--- START ---

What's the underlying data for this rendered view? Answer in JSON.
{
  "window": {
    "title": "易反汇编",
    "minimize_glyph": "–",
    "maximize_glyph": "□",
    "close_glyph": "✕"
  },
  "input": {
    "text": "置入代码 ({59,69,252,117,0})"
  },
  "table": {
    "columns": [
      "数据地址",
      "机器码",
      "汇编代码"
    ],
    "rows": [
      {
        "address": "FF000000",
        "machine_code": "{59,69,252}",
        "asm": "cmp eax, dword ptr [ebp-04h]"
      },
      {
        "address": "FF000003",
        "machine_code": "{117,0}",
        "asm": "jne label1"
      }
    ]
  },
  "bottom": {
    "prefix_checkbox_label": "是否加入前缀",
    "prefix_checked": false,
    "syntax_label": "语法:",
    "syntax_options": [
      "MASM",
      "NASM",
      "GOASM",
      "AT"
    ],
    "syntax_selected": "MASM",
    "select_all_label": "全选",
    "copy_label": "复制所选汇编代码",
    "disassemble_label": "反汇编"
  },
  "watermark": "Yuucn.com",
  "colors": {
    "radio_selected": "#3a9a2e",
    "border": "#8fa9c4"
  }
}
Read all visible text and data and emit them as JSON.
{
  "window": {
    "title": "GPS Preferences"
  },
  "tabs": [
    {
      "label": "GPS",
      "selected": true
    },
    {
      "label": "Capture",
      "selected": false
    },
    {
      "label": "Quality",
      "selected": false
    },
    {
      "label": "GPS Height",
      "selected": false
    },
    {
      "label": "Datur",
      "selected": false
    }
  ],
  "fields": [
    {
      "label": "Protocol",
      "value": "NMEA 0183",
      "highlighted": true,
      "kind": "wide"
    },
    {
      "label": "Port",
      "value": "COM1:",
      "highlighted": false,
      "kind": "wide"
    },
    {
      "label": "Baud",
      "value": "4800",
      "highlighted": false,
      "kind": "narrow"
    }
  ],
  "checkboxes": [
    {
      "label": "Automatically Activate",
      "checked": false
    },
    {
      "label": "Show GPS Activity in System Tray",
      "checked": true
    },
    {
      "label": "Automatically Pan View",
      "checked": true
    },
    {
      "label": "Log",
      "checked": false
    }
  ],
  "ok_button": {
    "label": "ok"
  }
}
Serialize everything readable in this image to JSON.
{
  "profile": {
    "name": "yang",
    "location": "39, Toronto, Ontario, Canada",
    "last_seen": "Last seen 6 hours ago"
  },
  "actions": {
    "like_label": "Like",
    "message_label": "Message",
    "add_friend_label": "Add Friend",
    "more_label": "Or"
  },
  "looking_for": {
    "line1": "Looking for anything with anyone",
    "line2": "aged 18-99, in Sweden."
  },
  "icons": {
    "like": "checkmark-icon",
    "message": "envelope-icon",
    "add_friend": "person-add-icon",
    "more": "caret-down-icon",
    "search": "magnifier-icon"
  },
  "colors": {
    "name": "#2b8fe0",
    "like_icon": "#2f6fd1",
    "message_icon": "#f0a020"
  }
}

--- END ---

(Task directions):
Select the lines from the entries that include the word "text".

(Written reply):
    "text": "置入代码 ({59,69,252,117,0})"
Read all visible text and data and emit them as JSON.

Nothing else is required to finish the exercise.